### Written exercise
The records below must be copied in full; omit the images.

- - - -

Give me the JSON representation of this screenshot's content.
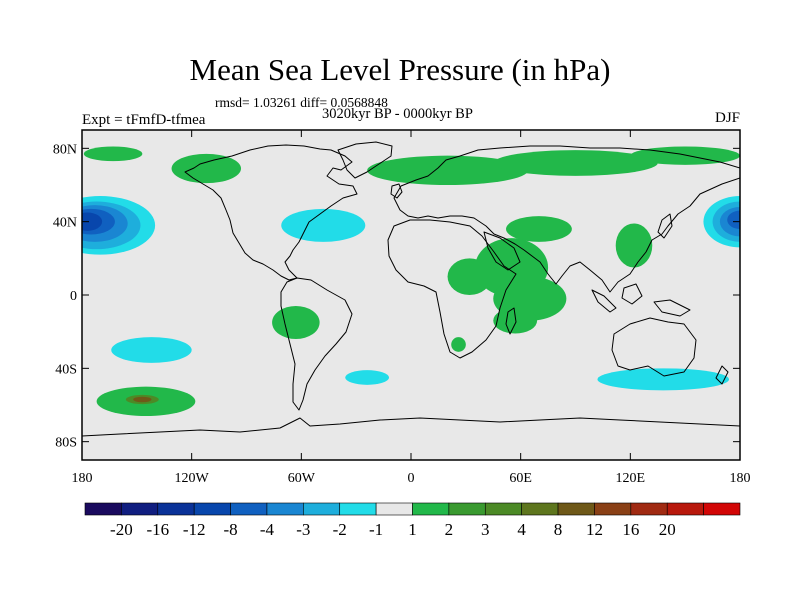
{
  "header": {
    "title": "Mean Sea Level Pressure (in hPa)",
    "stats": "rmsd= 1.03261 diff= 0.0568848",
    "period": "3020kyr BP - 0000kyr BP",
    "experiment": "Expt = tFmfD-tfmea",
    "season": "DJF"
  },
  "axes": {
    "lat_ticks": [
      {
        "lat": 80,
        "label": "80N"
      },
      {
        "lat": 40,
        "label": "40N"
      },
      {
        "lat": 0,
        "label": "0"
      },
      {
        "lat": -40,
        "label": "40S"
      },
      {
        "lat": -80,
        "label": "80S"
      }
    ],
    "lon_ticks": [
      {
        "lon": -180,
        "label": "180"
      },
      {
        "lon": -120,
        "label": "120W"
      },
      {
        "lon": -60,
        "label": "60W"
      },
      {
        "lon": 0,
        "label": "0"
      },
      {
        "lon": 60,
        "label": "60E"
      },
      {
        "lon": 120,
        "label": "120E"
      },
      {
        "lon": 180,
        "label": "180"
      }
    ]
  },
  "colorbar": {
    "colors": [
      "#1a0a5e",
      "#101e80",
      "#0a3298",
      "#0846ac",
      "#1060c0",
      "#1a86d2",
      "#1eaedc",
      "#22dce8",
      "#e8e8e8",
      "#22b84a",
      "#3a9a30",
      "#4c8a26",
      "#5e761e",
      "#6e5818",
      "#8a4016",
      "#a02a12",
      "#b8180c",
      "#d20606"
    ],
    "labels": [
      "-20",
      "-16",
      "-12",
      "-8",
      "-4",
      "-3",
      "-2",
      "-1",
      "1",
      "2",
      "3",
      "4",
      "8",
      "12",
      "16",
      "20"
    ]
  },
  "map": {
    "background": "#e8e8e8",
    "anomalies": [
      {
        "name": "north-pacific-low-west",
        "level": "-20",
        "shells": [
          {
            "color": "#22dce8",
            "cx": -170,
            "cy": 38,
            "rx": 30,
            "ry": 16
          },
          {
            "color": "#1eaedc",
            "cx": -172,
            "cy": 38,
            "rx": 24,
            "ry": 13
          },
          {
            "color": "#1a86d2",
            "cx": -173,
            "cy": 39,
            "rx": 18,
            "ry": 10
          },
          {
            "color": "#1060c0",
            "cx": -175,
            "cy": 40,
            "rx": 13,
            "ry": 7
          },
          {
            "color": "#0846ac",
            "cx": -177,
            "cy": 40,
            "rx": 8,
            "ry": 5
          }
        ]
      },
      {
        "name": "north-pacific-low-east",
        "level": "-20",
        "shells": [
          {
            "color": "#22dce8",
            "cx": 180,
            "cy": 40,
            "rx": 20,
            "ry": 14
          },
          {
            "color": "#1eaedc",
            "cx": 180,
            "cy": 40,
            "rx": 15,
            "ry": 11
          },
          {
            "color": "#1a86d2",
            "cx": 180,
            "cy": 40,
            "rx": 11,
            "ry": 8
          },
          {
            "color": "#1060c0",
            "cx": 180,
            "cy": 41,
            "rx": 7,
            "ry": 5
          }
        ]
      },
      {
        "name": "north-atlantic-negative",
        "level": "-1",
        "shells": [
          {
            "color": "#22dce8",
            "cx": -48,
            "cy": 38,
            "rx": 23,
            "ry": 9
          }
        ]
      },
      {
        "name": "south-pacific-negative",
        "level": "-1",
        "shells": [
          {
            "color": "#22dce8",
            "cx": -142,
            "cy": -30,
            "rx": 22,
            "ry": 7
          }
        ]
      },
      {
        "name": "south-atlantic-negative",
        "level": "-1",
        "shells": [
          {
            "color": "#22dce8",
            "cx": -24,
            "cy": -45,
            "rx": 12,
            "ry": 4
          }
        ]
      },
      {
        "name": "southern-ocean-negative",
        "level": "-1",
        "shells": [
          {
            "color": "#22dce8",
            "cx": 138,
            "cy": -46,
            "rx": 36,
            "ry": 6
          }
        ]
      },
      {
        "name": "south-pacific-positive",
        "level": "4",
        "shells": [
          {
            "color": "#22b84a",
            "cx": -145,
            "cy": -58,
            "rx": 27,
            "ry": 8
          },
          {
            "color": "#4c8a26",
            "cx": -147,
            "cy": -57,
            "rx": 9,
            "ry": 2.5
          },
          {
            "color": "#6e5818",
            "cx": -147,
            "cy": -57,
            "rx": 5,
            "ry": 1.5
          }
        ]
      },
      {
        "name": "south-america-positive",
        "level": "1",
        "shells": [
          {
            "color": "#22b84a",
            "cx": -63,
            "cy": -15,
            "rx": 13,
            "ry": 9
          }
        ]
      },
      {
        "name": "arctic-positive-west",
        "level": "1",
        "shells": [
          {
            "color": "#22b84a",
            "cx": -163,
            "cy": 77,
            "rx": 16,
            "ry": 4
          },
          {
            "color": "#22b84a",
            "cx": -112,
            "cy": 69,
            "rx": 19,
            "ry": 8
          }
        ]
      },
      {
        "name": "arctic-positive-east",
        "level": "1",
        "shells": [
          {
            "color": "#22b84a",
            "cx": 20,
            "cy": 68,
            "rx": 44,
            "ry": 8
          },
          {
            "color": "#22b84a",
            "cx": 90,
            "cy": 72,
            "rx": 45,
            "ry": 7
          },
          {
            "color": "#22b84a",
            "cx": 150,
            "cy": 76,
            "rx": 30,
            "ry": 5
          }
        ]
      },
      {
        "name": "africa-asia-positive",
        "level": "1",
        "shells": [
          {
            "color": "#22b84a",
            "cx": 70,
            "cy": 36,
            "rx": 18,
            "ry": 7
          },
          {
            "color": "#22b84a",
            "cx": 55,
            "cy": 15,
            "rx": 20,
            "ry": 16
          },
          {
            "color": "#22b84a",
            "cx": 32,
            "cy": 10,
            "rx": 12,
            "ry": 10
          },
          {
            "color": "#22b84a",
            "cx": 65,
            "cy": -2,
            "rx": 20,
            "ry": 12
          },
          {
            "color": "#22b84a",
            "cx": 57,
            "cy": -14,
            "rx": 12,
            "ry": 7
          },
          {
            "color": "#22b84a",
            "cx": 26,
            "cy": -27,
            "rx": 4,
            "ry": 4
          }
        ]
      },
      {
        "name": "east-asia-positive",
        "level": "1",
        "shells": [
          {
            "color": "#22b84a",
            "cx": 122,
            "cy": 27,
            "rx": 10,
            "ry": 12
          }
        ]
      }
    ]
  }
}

- - - -

### Complete answer
Give me the JSON representation of this screenshot's content.
{
  "header": {
    "title": "Mean Sea Level Pressure (in hPa)",
    "stats": "rmsd= 1.03261 diff= 0.0568848",
    "period": "3020kyr BP - 0000kyr BP",
    "experiment": "Expt = tFmfD-tfmea",
    "season": "DJF"
  },
  "axes": {
    "lat_ticks": [
      {
        "lat": 80,
        "label": "80N"
      },
      {
        "lat": 40,
        "label": "40N"
      },
      {
        "lat": 0,
        "label": "0"
      },
      {
        "lat": -40,
        "label": "40S"
      },
      {
        "lat": -80,
        "label": "80S"
      }
    ],
    "lon_ticks": [
      {
        "lon": -180,
        "label": "180"
      },
      {
        "lon": -120,
        "label": "120W"
      },
      {
        "lon": -60,
        "label": "60W"
      },
      {
        "lon": 0,
        "label": "0"
      },
      {
        "lon": 60,
        "label": "60E"
      },
      {
        "lon": 120,
        "label": "120E"
      },
      {
        "lon": 180,
        "label": "180"
      }
    ]
  },
  "colorbar": {
    "colors": [
      "#1a0a5e",
      "#101e80",
      "#0a3298",
      "#0846ac",
      "#1060c0",
      "#1a86d2",
      "#1eaedc",
      "#22dce8",
      "#e8e8e8",
      "#22b84a",
      "#3a9a30",
      "#4c8a26",
      "#5e761e",
      "#6e5818",
      "#8a4016",
      "#a02a12",
      "#b8180c",
      "#d20606"
    ],
    "labels": [
      "-20",
      "-16",
      "-12",
      "-8",
      "-4",
      "-3",
      "-2",
      "-1",
      "1",
      "2",
      "3",
      "4",
      "8",
      "12",
      "16",
      "20"
    ]
  },
  "map": {
    "background": "#e8e8e8",
    "anomalies": [
      {
        "name": "north-pacific-low-west",
        "level": "-20",
        "shells": [
          {
            "color": "#22dce8",
            "cx": -170,
            "cy": 38,
            "rx": 30,
            "ry": 16
          },
          {
            "color": "#1eaedc",
            "cx": -172,
            "cy": 38,
            "rx": 24,
            "ry": 13
          },
          {
            "color": "#1a86d2",
            "cx": -173,
            "cy": 39,
            "rx": 18,
            "ry": 10
          },
          {
            "color": "#1060c0",
            "cx": -175,
            "cy": 40,
            "rx": 13,
            "ry": 7
          },
          {
            "color": "#0846ac",
            "cx": -177,
            "cy": 40,
            "rx": 8,
            "ry": 5
          }
        ]
      },
      {
        "name": "north-pacific-low-east",
        "level": "-20",
        "shells": [
          {
            "color": "#22dce8",
            "cx": 180,
            "cy": 40,
            "rx": 20,
            "ry": 14
          },
          {
            "color": "#1eaedc",
            "cx": 180,
            "cy": 40,
            "rx": 15,
            "ry": 11
          },
          {
            "color": "#1a86d2",
            "cx": 180,
            "cy": 40,
            "rx": 11,
            "ry": 8
          },
          {
            "color": "#1060c0",
            "cx": 180,
            "cy": 41,
            "rx": 7,
            "ry": 5
          }
        ]
      },
      {
        "name": "north-atlantic-negative",
        "level": "-1",
        "shells": [
          {
            "color": "#22dce8",
            "cx": -48,
            "cy": 38,
            "rx": 23,
            "ry": 9
          }
        ]
      },
      {
        "name": "south-pacific-negative",
        "level": "-1",
        "shells": [
          {
            "color": "#22dce8",
            "cx": -142,
            "cy": -30,
            "rx": 22,
            "ry": 7
          }
        ]
      },
      {
        "name": "south-atlantic-negative",
        "level": "-1",
        "shells": [
          {
            "color": "#22dce8",
            "cx": -24,
            "cy": -45,
            "rx": 12,
            "ry": 4
          }
        ]
      },
      {
        "name": "southern-ocean-negative",
        "level": "-1",
        "shells": [
          {
            "color": "#22dce8",
            "cx": 138,
            "cy": -46,
            "rx": 36,
            "ry": 6
          }
        ]
      },
      {
        "name": "south-pacific-positive",
        "level": "4",
        "shells": [
          {
            "color": "#22b84a",
            "cx": -145,
            "cy": -58,
            "rx": 27,
            "ry": 8
          },
          {
            "color": "#4c8a26",
            "cx": -147,
            "cy": -57,
            "rx": 9,
            "ry": 2.5
          },
          {
            "color": "#6e5818",
            "cx": -147,
            "cy": -57,
            "rx": 5,
            "ry": 1.5
          }
        ]
      },
      {
        "name": "south-america-positive",
        "level": "1",
        "shells": [
          {
            "color": "#22b84a",
            "cx": -63,
            "cy": -15,
            "rx": 13,
            "ry": 9
          }
        ]
      },
      {
        "name": "arctic-positive-west",
        "level": "1",
        "shells": [
          {
            "color": "#22b84a",
            "cx": -163,
            "cy": 77,
            "rx": 16,
            "ry": 4
          },
          {
            "color": "#22b84a",
            "cx": -112,
            "cy": 69,
            "rx": 19,
            "ry": 8
          }
        ]
      },
      {
        "name": "arctic-positive-east",
        "level": "1",
        "shells": [
          {
            "color": "#22b84a",
            "cx": 20,
            "cy": 68,
            "rx": 44,
            "ry": 8
          },
          {
            "color": "#22b84a",
            "cx": 90,
            "cy": 72,
            "rx": 45,
            "ry": 7
          },
          {
            "color": "#22b84a",
            "cx": 150,
            "cy": 76,
            "rx": 30,
            "ry": 5
          }
        ]
      },
      {
        "name": "africa-asia-positive",
        "level": "1",
        "shells": [
          {
            "color": "#22b84a",
            "cx": 70,
            "cy": 36,
            "rx": 18,
            "ry": 7
          },
          {
            "color": "#22b84a",
            "cx": 55,
            "cy": 15,
            "rx": 20,
            "ry": 16
          },
          {
            "color": "#22b84a",
            "cx": 32,
            "cy": 10,
            "rx": 12,
            "ry": 10
          },
          {
            "color": "#22b84a",
            "cx": 65,
            "cy": -2,
            "rx": 20,
            "ry": 12
          },
          {
            "color": "#22b84a",
            "cx": 57,
            "cy": -14,
            "rx": 12,
            "ry": 7
          },
          {
            "color": "#22b84a",
            "cx": 26,
            "cy": -27,
            "rx": 4,
            "ry": 4
          }
        ]
      },
      {
        "name": "east-asia-positive",
        "level": "1",
        "shells": [
          {
            "color": "#22b84a",
            "cx": 122,
            "cy": 27,
            "rx": 10,
            "ry": 12
          }
        ]
      }
    ]
  }
}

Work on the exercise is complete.